_Your goal_: Here are some records. Copy each one exactly.

_Supplied information_:
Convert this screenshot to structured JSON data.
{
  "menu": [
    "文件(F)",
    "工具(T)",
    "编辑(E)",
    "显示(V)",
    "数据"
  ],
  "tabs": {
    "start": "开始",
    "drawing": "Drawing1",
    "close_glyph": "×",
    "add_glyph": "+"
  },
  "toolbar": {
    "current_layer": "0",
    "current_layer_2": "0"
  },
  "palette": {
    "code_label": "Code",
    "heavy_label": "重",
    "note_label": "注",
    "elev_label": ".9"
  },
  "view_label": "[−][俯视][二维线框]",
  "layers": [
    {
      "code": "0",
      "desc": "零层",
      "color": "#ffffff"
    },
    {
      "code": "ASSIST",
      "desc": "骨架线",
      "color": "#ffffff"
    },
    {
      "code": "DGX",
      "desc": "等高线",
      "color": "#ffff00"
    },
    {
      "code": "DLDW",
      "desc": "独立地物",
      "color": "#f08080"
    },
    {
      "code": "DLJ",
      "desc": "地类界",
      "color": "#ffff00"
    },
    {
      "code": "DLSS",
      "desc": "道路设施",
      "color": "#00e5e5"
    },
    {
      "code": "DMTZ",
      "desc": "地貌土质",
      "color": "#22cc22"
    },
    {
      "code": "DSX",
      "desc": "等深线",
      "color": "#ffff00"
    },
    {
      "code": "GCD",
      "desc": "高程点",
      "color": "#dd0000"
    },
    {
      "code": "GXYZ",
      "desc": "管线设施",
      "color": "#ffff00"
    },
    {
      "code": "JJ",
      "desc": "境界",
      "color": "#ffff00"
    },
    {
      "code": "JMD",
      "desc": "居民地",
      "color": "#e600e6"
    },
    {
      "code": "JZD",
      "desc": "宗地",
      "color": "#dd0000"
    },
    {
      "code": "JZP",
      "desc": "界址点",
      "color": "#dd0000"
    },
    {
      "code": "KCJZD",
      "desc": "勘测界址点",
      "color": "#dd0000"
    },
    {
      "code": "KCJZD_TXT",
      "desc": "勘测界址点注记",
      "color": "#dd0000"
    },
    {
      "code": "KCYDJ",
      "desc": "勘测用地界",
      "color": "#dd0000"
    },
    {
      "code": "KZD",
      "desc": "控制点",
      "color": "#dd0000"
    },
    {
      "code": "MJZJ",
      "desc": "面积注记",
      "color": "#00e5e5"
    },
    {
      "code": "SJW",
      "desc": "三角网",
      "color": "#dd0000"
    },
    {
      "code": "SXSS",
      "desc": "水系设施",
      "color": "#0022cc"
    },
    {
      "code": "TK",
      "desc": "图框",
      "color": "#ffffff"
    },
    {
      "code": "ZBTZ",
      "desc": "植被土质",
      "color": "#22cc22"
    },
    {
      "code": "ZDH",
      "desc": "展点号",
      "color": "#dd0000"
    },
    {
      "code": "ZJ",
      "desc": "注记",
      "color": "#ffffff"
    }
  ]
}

_Final answer_:
Convert this screenshot to structured JSON data.
{
  "menu": [
    "文件(F)",
    "工具(T)",
    "编辑(E)",
    "显示(V)",
    "数据"
  ],
  "tabs": {
    "start": "开始",
    "drawing": "Drawing1",
    "close_glyph": "×",
    "add_glyph": "+"
  },
  "toolbar": {
    "current_layer": "0",
    "current_layer_2": "0"
  },
  "palette": {
    "code_label": "Code",
    "heavy_label": "重",
    "note_label": "注",
    "elev_label": ".9"
  },
  "view_label": "[−][俯视][二维线框]",
  "layers": [
    {
      "code": "0",
      "desc": "零层",
      "color": "#ffffff"
    },
    {
      "code": "ASSIST",
      "desc": "骨架线",
      "color": "#ffffff"
    },
    {
      "code": "DGX",
      "desc": "等高线",
      "color": "#ffff00"
    },
    {
      "code": "DLDW",
      "desc": "独立地物",
      "color": "#f08080"
    },
    {
      "code": "DLJ",
      "desc": "地类界",
      "color": "#ffff00"
    },
    {
      "code": "DLSS",
      "desc": "道路设施",
      "color": "#00e5e5"
    },
    {
      "code": "DMTZ",
      "desc": "地貌土质",
      "color": "#22cc22"
    },
    {
      "code": "DSX",
      "desc": "等深线",
      "color": "#ffff00"
    },
    {
      "code": "GCD",
      "desc": "高程点",
      "color": "#dd0000"
    },
    {
      "code": "GXYZ",
      "desc": "管线设施",
      "color": "#ffff00"
    },
    {
      "code": "JJ",
      "desc": "境界",
      "color": "#ffff00"
    },
    {
      "code": "JMD",
      "desc": "居民地",
      "color": "#e600e6"
    },
    {
      "code": "JZD",
      "desc": "宗地",
      "color": "#dd0000"
    },
    {
      "code": "JZP",
      "desc": "界址点",
      "color": "#dd0000"
    },
    {
      "code": "KCJZD",
      "desc": "勘测界址点",
      "color": "#dd0000"
    },
    {
      "code": "KCJZD_TXT",
      "desc": "勘测界址点注记",
      "color": "#dd0000"
    },
    {
      "code": "KCYDJ",
      "desc": "勘测用地界",
      "color": "#dd0000"
    },
    {
      "code": "KZD",
      "desc": "控制点",
      "color": "#dd0000"
    },
    {
      "code": "MJZJ",
      "desc": "面积注记",
      "color": "#00e5e5"
    },
    {
      "code": "SJW",
      "desc": "三角网",
      "color": "#dd0000"
    },
    {
      "code": "SXSS",
      "desc": "水系设施",
      "color": "#0022cc"
    },
    {
      "code": "TK",
      "desc": "图框",
      "color": "#ffffff"
    },
    {
      "code": "ZBTZ",
      "desc": "植被土质",
      "color": "#22cc22"
    },
    {
      "code": "ZDH",
      "desc": "展点号",
      "color": "#dd0000"
    },
    {
      "code": "ZJ",
      "desc": "注记",
      "color": "#ffffff"
    }
  ]
}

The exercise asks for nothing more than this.